Show each line that has the string "Other" in it.

— Start of DATA TO USE —

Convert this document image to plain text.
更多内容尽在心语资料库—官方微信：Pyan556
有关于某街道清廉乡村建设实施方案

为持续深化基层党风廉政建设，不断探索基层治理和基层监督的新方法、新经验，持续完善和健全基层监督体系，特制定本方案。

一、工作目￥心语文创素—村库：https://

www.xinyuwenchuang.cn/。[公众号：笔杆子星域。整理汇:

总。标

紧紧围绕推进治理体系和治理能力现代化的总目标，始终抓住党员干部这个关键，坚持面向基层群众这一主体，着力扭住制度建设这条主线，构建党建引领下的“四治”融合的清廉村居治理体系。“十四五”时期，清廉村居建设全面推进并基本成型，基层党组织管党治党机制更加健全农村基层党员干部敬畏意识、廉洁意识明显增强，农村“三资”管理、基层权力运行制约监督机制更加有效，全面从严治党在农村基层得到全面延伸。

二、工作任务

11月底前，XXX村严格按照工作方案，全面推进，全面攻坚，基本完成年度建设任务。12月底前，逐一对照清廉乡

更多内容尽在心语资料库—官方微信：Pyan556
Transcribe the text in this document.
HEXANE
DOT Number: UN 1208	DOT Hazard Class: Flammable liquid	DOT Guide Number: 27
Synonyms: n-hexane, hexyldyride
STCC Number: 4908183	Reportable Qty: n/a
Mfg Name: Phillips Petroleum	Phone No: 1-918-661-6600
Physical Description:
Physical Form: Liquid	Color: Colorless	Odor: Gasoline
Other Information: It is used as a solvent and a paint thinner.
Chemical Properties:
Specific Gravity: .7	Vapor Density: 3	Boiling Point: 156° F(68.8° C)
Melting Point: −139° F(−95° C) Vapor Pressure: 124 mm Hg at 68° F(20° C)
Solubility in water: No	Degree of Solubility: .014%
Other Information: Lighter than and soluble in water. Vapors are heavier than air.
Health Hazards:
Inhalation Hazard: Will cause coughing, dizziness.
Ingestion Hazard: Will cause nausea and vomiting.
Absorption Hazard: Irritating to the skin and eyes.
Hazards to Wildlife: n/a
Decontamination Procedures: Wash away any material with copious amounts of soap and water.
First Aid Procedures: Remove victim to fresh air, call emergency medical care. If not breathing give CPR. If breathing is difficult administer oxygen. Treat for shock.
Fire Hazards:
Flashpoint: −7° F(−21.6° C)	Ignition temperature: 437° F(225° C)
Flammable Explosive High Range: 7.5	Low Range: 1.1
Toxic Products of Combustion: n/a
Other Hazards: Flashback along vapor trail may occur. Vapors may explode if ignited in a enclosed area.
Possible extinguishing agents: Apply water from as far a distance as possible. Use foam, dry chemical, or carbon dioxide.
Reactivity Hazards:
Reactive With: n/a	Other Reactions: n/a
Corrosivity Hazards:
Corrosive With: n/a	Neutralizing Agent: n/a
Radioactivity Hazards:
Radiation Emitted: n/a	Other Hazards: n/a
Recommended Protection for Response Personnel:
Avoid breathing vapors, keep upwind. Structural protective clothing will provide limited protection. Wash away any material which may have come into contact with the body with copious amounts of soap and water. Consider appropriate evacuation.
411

— End of DATA TO USE —

SOLUTION ::
Other Information: It is used as a solvent and a paint thinner.
Other Information: Lighter than and soluble in water. Vapors are heavier than air.
Other Hazards: Flashback along vapor trail may occur. Vapors may explode if ignited in a enclosed area.
Reactive With: n/a	Other Reactions: n/a
Radiation Emitted: n/a	Other Hazards: n/a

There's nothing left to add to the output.